*Exercise objective:*
Reproduce the listing exactly, with no pictures in your copy.

*Exercise data:*
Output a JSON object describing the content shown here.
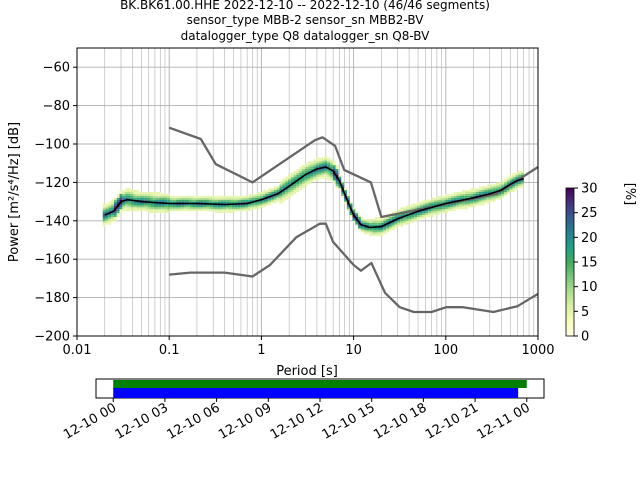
{
  "figure": {
    "title_lines": [
      "BK.BK61.00.HHE   2022-12-10 -- 2022-12-10  (46/46 segments)",
      "sensor_type MBB-2 sensor_sn MBB2-BV",
      "datalogger_type Q8 datalogger_sn Q8-BV"
    ]
  },
  "chart_data": [
    {
      "type": "heatmap",
      "title": "BK.BK61.00.HHE   2022-12-10 -- 2022-12-10  (46/46 segments)",
      "xlabel": "Period [s]",
      "ylabel": "Power [m²/s⁴/Hz] [dB]",
      "xscale": "log",
      "xlim": [
        0.01,
        1000
      ],
      "ylim": [
        -200,
        -50
      ],
      "grid": true,
      "x_ticks": [
        {
          "value": 0.01,
          "label": "0.01"
        },
        {
          "value": 0.1,
          "label": "0.1"
        },
        {
          "value": 1,
          "label": "1"
        },
        {
          "value": 10,
          "label": "10"
        },
        {
          "value": 100,
          "label": "100"
        },
        {
          "value": 1000,
          "label": "1000"
        }
      ],
      "y_ticks": [
        -60,
        -80,
        -100,
        -120,
        -140,
        -160,
        -180,
        -200
      ],
      "colorbar": {
        "label": "[%]",
        "range": [
          0,
          30
        ],
        "ticks": [
          0,
          5,
          10,
          15,
          20,
          25,
          30
        ],
        "colormap": [
          "#ffffe5",
          "#f7fcb9",
          "#d9f0a3",
          "#addd8e",
          "#78c679",
          "#41ab5d",
          "#1fa187",
          "#277f8e",
          "#365c8d",
          "#46327e",
          "#440154"
        ]
      },
      "series": [
        {
          "name": "",
          "role": "new high noise model",
          "color": "#666666",
          "x": [
            0.1,
            0.22,
            0.32,
            0.8,
            3.8,
            4.6,
            6.3,
            7.9,
            15.4,
            20,
            354.8,
            1000
          ],
          "y": [
            -91.5,
            -97.4,
            -110.5,
            -120,
            -98,
            -96.5,
            -101,
            -113.5,
            -120,
            -138,
            -126,
            -112
          ]
        },
        {
          "name": "",
          "role": "new low noise model",
          "color": "#666666",
          "x": [
            0.1,
            0.17,
            0.4,
            0.8,
            1.24,
            2.4,
            4.3,
            5.0,
            6.0,
            10.0,
            12.0,
            15.6,
            21.9,
            31.6,
            45,
            70,
            101,
            154,
            328,
            600,
            1000
          ],
          "y": [
            -168,
            -167,
            -167,
            -169,
            -163,
            -148.5,
            -141.5,
            -141.5,
            -151,
            -163,
            -166,
            -162,
            -177.5,
            -185,
            -187.5,
            -187.5,
            -185,
            -185,
            -187.5,
            -184.5,
            -178
          ]
        },
        {
          "name": "",
          "role": "mean",
          "color": "#000000",
          "x": [
            0.02,
            0.025,
            0.03,
            0.035,
            0.05,
            0.1,
            0.2,
            0.4,
            0.7,
            1.0,
            1.5,
            2.0,
            3.0,
            4.0,
            5.0,
            6.0,
            7.0,
            8.0,
            10,
            12,
            15,
            20,
            30,
            50,
            100,
            200,
            300,
            400,
            500,
            600,
            700
          ],
          "y": [
            -137,
            -135,
            -130,
            -129,
            -130,
            -131,
            -131,
            -131.5,
            -131,
            -129,
            -126,
            -122,
            -116,
            -113,
            -112,
            -114,
            -119,
            -126,
            -137,
            -142,
            -143.5,
            -143,
            -139,
            -135,
            -131,
            -128,
            -126,
            -124,
            -121,
            -119,
            -118
          ]
        }
      ]
    },
    {
      "type": "timeline",
      "x_ticks": [
        "12-10 00",
        "12-10 03",
        "12-10 06",
        "12-10 09",
        "12-10 12",
        "12-10 15",
        "12-10 18",
        "12-10 21",
        "12-11 00"
      ],
      "xlim": [
        "12-09 23:00",
        "12-11 01:00"
      ],
      "bars": [
        {
          "name": "",
          "color": "#008000",
          "start": "12-10 00:00",
          "end": "12-11 00:00"
        },
        {
          "name": "",
          "color": "#0000ff",
          "start": "12-10 00:00",
          "end": "12-10 23:30"
        }
      ]
    }
  ]
}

*Output for this task:*
Output a JSON object describing the content shown here.
{
  "figure": {
    "title_lines": [
      "BK.BK61.00.HHE   2022-12-10 -- 2022-12-10  (46/46 segments)",
      "sensor_type MBB-2 sensor_sn MBB2-BV",
      "datalogger_type Q8 datalogger_sn Q8-BV"
    ]
  },
  "chart_data": [
    {
      "type": "heatmap",
      "title": "BK.BK61.00.HHE   2022-12-10 -- 2022-12-10  (46/46 segments)",
      "xlabel": "Period [s]",
      "ylabel": "Power [m²/s⁴/Hz] [dB]",
      "xscale": "log",
      "xlim": [
        0.01,
        1000
      ],
      "ylim": [
        -200,
        -50
      ],
      "grid": true,
      "x_ticks": [
        {
          "value": 0.01,
          "label": "0.01"
        },
        {
          "value": 0.1,
          "label": "0.1"
        },
        {
          "value": 1,
          "label": "1"
        },
        {
          "value": 10,
          "label": "10"
        },
        {
          "value": 100,
          "label": "100"
        },
        {
          "value": 1000,
          "label": "1000"
        }
      ],
      "y_ticks": [
        -60,
        -80,
        -100,
        -120,
        -140,
        -160,
        -180,
        -200
      ],
      "colorbar": {
        "label": "[%]",
        "range": [
          0,
          30
        ],
        "ticks": [
          0,
          5,
          10,
          15,
          20,
          25,
          30
        ],
        "colormap": [
          "#ffffe5",
          "#f7fcb9",
          "#d9f0a3",
          "#addd8e",
          "#78c679",
          "#41ab5d",
          "#1fa187",
          "#277f8e",
          "#365c8d",
          "#46327e",
          "#440154"
        ]
      },
      "series": [
        {
          "name": "",
          "role": "new high noise model",
          "color": "#666666",
          "x": [
            0.1,
            0.22,
            0.32,
            0.8,
            3.8,
            4.6,
            6.3,
            7.9,
            15.4,
            20,
            354.8,
            1000
          ],
          "y": [
            -91.5,
            -97.4,
            -110.5,
            -120,
            -98,
            -96.5,
            -101,
            -113.5,
            -120,
            -138,
            -126,
            -112
          ]
        },
        {
          "name": "",
          "role": "new low noise model",
          "color": "#666666",
          "x": [
            0.1,
            0.17,
            0.4,
            0.8,
            1.24,
            2.4,
            4.3,
            5.0,
            6.0,
            10.0,
            12.0,
            15.6,
            21.9,
            31.6,
            45,
            70,
            101,
            154,
            328,
            600,
            1000
          ],
          "y": [
            -168,
            -167,
            -167,
            -169,
            -163,
            -148.5,
            -141.5,
            -141.5,
            -151,
            -163,
            -166,
            -162,
            -177.5,
            -185,
            -187.5,
            -187.5,
            -185,
            -185,
            -187.5,
            -184.5,
            -178
          ]
        },
        {
          "name": "",
          "role": "mean",
          "color": "#000000",
          "x": [
            0.02,
            0.025,
            0.03,
            0.035,
            0.05,
            0.1,
            0.2,
            0.4,
            0.7,
            1.0,
            1.5,
            2.0,
            3.0,
            4.0,
            5.0,
            6.0,
            7.0,
            8.0,
            10,
            12,
            15,
            20,
            30,
            50,
            100,
            200,
            300,
            400,
            500,
            600,
            700
          ],
          "y": [
            -137,
            -135,
            -130,
            -129,
            -130,
            -131,
            -131,
            -131.5,
            -131,
            -129,
            -126,
            -122,
            -116,
            -113,
            -112,
            -114,
            -119,
            -126,
            -137,
            -142,
            -143.5,
            -143,
            -139,
            -135,
            -131,
            -128,
            -126,
            -124,
            -121,
            -119,
            -118
          ]
        }
      ]
    },
    {
      "type": "timeline",
      "x_ticks": [
        "12-10 00",
        "12-10 03",
        "12-10 06",
        "12-10 09",
        "12-10 12",
        "12-10 15",
        "12-10 18",
        "12-10 21",
        "12-11 00"
      ],
      "xlim": [
        "12-09 23:00",
        "12-11 01:00"
      ],
      "bars": [
        {
          "name": "",
          "color": "#008000",
          "start": "12-10 00:00",
          "end": "12-11 00:00"
        },
        {
          "name": "",
          "color": "#0000ff",
          "start": "12-10 00:00",
          "end": "12-10 23:30"
        }
      ]
    }
  ]
}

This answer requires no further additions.